**MATERIAL PROVIDED:**
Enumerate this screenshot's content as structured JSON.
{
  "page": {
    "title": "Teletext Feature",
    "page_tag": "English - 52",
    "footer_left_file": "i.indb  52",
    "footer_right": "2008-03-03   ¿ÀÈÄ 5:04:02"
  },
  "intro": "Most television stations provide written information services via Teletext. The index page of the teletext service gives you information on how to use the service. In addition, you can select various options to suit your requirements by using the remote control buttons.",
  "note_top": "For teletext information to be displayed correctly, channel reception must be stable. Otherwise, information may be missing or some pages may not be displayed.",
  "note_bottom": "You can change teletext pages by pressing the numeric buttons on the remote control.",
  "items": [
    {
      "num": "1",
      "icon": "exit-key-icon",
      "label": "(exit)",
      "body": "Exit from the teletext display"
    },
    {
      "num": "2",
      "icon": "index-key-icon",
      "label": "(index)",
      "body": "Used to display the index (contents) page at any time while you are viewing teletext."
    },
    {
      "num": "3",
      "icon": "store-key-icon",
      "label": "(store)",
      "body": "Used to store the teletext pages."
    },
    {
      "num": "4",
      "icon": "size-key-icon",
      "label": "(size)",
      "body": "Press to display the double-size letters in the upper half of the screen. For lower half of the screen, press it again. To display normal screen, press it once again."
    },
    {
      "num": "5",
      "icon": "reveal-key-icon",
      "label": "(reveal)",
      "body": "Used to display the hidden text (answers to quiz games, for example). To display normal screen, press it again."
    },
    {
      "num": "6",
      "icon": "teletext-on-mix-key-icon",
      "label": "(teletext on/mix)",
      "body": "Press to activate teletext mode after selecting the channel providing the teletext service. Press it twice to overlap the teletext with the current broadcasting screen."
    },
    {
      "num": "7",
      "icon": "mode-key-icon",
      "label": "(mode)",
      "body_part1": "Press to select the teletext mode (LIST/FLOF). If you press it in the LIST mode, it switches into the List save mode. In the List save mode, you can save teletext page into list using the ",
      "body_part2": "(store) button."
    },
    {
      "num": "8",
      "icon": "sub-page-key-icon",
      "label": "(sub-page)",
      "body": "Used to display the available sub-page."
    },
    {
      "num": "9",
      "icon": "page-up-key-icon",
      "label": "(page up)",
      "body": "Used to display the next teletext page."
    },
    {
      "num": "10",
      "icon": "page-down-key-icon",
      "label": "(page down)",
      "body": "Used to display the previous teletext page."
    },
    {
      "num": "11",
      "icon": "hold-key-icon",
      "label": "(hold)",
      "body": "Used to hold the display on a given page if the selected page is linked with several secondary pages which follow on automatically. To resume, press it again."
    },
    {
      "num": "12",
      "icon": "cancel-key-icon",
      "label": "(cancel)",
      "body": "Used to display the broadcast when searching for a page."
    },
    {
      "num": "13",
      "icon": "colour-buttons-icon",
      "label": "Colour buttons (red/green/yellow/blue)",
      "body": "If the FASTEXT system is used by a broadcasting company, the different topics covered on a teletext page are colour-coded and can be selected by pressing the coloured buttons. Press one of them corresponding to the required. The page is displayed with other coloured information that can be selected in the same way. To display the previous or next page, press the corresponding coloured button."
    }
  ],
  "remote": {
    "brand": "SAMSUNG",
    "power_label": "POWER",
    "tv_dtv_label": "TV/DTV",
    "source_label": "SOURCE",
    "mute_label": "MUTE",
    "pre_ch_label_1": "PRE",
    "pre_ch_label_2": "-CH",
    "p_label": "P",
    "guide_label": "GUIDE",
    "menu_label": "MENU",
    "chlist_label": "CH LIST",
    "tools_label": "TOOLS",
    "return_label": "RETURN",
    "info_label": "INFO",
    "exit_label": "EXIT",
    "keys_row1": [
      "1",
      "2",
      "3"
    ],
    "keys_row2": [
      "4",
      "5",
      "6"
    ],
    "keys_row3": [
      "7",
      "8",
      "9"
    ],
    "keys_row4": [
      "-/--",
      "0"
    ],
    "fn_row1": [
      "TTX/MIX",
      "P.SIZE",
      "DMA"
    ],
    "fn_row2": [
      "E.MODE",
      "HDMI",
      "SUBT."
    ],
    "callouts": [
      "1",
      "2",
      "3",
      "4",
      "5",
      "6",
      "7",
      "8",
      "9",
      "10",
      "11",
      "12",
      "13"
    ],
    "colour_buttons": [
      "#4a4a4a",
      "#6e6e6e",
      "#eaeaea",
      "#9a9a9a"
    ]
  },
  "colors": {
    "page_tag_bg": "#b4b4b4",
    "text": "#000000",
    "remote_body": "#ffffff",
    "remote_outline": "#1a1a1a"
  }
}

**EXERCISE OBJECTIVE:**
Give back all the data exactly as written.

**CORRECT OUTPUT:**
Enumerate this screenshot's content as structured JSON.
{
  "page": {
    "title": "Teletext Feature",
    "page_tag": "English - 52",
    "footer_left_file": "i.indb  52",
    "footer_right": "2008-03-03   ¿ÀÈÄ 5:04:02"
  },
  "intro": "Most television stations provide written information services via Teletext. The index page of the teletext service gives you information on how to use the service. In addition, you can select various options to suit your requirements by using the remote control buttons.",
  "note_top": "For teletext information to be displayed correctly, channel reception must be stable. Otherwise, information may be missing or some pages may not be displayed.",
  "note_bottom": "You can change teletext pages by pressing the numeric buttons on the remote control.",
  "items": [
    {
      "num": "1",
      "icon": "exit-key-icon",
      "label": "(exit)",
      "body": "Exit from the teletext display"
    },
    {
      "num": "2",
      "icon": "index-key-icon",
      "label": "(index)",
      "body": "Used to display the index (contents) page at any time while you are viewing teletext."
    },
    {
      "num": "3",
      "icon": "store-key-icon",
      "label": "(store)",
      "body": "Used to store the teletext pages."
    },
    {
      "num": "4",
      "icon": "size-key-icon",
      "label": "(size)",
      "body": "Press to display the double-size letters in the upper half of the screen. For lower half of the screen, press it again. To display normal screen, press it once again."
    },
    {
      "num": "5",
      "icon": "reveal-key-icon",
      "label": "(reveal)",
      "body": "Used to display the hidden text (answers to quiz games, for example). To display normal screen, press it again."
    },
    {
      "num": "6",
      "icon": "teletext-on-mix-key-icon",
      "label": "(teletext on/mix)",
      "body": "Press to activate teletext mode after selecting the channel providing the teletext service. Press it twice to overlap the teletext with the current broadcasting screen."
    },
    {
      "num": "7",
      "icon": "mode-key-icon",
      "label": "(mode)",
      "body_part1": "Press to select the teletext mode (LIST/FLOF). If you press it in the LIST mode, it switches into the List save mode. In the List save mode, you can save teletext page into list using the ",
      "body_part2": "(store) button."
    },
    {
      "num": "8",
      "icon": "sub-page-key-icon",
      "label": "(sub-page)",
      "body": "Used to display the available sub-page."
    },
    {
      "num": "9",
      "icon": "page-up-key-icon",
      "label": "(page up)",
      "body": "Used to display the next teletext page."
    },
    {
      "num": "10",
      "icon": "page-down-key-icon",
      "label": "(page down)",
      "body": "Used to display the previous teletext page."
    },
    {
      "num": "11",
      "icon": "hold-key-icon",
      "label": "(hold)",
      "body": "Used to hold the display on a given page if the selected page is linked with several secondary pages which follow on automatically. To resume, press it again."
    },
    {
      "num": "12",
      "icon": "cancel-key-icon",
      "label": "(cancel)",
      "body": "Used to display the broadcast when searching for a page."
    },
    {
      "num": "13",
      "icon": "colour-buttons-icon",
      "label": "Colour buttons (red/green/yellow/blue)",
      "body": "If the FASTEXT system is used by a broadcasting company, the different topics covered on a teletext page are colour-coded and can be selected by pressing the coloured buttons. Press one of them corresponding to the required. The page is displayed with other coloured information that can be selected in the same way. To display the previous or next page, press the corresponding coloured button."
    }
  ],
  "remote": {
    "brand": "SAMSUNG",
    "power_label": "POWER",
    "tv_dtv_label": "TV/DTV",
    "source_label": "SOURCE",
    "mute_label": "MUTE",
    "pre_ch_label_1": "PRE",
    "pre_ch_label_2": "-CH",
    "p_label": "P",
    "guide_label": "GUIDE",
    "menu_label": "MENU",
    "chlist_label": "CH LIST",
    "tools_label": "TOOLS",
    "return_label": "RETURN",
    "info_label": "INFO",
    "exit_label": "EXIT",
    "keys_row1": [
      "1",
      "2",
      "3"
    ],
    "keys_row2": [
      "4",
      "5",
      "6"
    ],
    "keys_row3": [
      "7",
      "8",
      "9"
    ],
    "keys_row4": [
      "-/--",
      "0"
    ],
    "fn_row1": [
      "TTX/MIX",
      "P.SIZE",
      "DMA"
    ],
    "fn_row2": [
      "E.MODE",
      "HDMI",
      "SUBT."
    ],
    "callouts": [
      "1",
      "2",
      "3",
      "4",
      "5",
      "6",
      "7",
      "8",
      "9",
      "10",
      "11",
      "12",
      "13"
    ],
    "colour_buttons": [
      "#4a4a4a",
      "#6e6e6e",
      "#eaeaea",
      "#9a9a9a"
    ]
  },
  "colors": {
    "page_tag_bg": "#b4b4b4",
    "text": "#000000",
    "remote_body": "#ffffff",
    "remote_outline": "#1a1a1a"
  }
}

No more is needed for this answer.